[Given exercise]
Wherever a line in the data below holds "users", copy that line.
——
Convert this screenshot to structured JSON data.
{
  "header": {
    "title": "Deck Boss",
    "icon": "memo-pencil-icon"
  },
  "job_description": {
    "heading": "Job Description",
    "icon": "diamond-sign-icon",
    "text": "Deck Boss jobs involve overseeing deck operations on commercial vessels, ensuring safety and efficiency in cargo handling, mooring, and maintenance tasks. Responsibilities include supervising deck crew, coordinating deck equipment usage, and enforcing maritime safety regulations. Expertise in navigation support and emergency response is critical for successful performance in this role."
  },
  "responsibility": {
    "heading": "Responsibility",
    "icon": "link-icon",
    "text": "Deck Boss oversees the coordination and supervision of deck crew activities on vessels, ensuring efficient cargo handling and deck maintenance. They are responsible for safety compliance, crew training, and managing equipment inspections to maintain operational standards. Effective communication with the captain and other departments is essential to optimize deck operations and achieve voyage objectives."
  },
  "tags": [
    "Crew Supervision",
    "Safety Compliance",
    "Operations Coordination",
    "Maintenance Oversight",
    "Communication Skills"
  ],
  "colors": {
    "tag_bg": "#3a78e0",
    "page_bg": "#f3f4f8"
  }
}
——
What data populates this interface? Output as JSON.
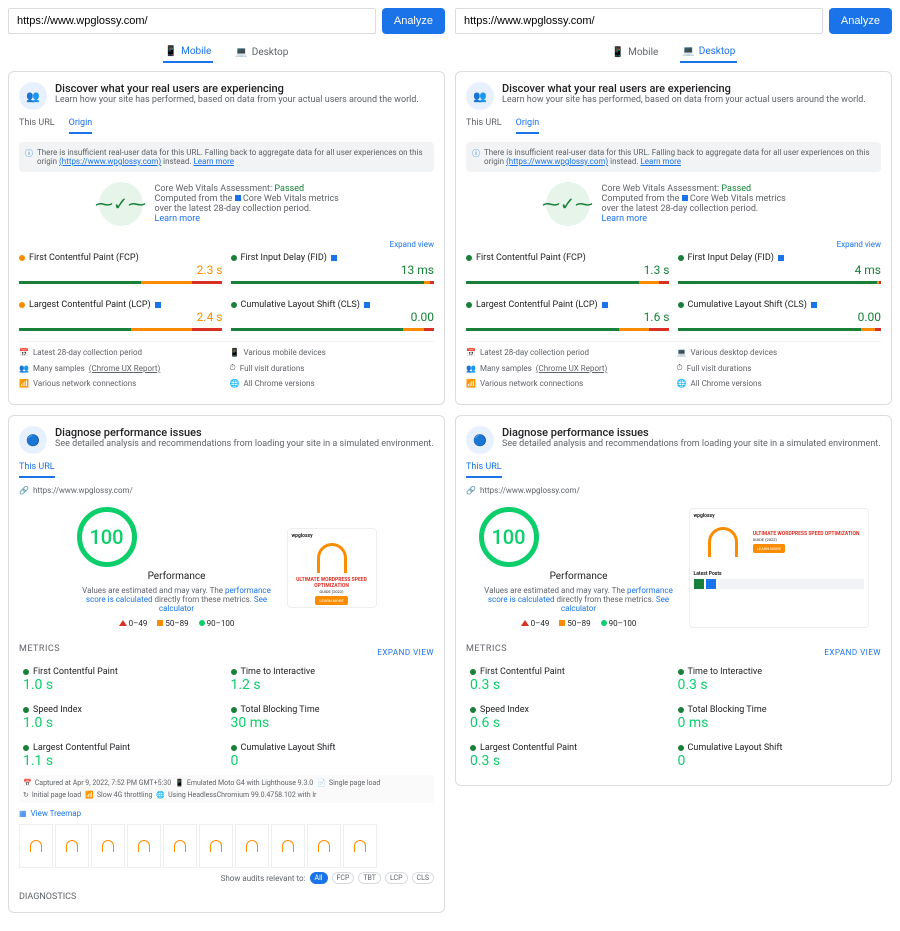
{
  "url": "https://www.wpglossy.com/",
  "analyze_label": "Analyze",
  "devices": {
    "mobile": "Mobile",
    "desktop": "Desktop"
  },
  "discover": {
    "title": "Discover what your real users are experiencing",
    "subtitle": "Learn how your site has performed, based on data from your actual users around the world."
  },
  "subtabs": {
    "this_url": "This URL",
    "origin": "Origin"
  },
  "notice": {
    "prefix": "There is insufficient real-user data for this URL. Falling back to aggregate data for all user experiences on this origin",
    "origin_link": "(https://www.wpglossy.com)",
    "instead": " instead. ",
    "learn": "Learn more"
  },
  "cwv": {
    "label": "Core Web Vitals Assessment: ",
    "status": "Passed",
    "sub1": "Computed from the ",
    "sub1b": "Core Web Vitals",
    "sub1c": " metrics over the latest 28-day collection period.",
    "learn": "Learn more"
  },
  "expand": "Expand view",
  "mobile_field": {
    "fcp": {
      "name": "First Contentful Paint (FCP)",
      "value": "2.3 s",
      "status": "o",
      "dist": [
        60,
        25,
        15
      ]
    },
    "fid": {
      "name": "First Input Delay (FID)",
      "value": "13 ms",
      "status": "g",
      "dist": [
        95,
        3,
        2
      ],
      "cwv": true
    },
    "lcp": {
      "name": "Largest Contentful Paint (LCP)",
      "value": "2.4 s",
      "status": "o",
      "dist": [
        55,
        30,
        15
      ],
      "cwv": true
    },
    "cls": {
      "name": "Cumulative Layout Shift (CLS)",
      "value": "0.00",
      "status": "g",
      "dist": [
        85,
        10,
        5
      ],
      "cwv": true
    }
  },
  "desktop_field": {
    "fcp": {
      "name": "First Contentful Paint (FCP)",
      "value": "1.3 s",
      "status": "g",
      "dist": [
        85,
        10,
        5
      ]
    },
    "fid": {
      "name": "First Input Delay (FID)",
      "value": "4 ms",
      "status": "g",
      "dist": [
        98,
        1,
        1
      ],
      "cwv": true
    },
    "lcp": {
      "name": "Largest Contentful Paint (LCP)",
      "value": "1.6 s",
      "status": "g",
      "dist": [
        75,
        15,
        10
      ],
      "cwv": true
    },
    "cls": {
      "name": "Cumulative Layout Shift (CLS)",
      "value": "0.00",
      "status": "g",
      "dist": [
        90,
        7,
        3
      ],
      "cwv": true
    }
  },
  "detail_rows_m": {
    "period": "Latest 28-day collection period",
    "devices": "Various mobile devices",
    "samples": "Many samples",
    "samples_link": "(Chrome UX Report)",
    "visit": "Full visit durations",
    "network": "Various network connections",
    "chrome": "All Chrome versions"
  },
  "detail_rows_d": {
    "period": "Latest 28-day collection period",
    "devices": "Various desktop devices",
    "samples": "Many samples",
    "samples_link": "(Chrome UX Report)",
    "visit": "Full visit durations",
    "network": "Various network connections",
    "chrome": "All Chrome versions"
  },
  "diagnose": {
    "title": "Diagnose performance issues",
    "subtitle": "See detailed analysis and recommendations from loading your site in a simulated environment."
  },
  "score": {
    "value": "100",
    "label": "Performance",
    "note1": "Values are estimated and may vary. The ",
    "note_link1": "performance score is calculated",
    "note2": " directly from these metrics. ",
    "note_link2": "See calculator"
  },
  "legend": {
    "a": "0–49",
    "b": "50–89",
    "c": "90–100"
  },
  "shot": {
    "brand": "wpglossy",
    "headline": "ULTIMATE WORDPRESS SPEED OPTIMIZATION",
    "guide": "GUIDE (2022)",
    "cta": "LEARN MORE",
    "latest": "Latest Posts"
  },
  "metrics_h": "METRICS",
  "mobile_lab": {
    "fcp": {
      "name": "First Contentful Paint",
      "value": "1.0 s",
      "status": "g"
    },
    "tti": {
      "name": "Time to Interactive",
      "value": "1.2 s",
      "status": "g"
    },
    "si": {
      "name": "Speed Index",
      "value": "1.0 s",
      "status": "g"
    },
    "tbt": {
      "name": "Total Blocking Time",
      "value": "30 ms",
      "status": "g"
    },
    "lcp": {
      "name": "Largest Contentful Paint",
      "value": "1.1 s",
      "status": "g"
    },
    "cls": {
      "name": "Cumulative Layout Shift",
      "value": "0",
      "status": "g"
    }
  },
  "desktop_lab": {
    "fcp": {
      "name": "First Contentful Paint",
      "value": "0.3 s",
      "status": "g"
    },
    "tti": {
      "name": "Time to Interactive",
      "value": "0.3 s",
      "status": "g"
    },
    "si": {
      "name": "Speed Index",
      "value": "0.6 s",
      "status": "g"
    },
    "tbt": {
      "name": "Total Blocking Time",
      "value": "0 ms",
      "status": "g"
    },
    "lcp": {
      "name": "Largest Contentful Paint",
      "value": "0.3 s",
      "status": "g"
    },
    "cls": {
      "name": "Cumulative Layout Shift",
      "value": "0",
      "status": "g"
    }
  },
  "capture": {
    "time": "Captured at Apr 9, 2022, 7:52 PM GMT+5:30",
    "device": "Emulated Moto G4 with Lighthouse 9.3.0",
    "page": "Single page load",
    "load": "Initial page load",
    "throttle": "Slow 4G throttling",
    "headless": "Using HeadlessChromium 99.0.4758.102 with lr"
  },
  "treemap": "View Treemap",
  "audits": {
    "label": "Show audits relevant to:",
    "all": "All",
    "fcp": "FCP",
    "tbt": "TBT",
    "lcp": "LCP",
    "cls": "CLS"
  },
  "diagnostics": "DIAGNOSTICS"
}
——
[Solution below]
    "title": "Discover what your real users are experiencing",
    "subtitle": "Learn how your site has performed, based on data from your actual users around the world."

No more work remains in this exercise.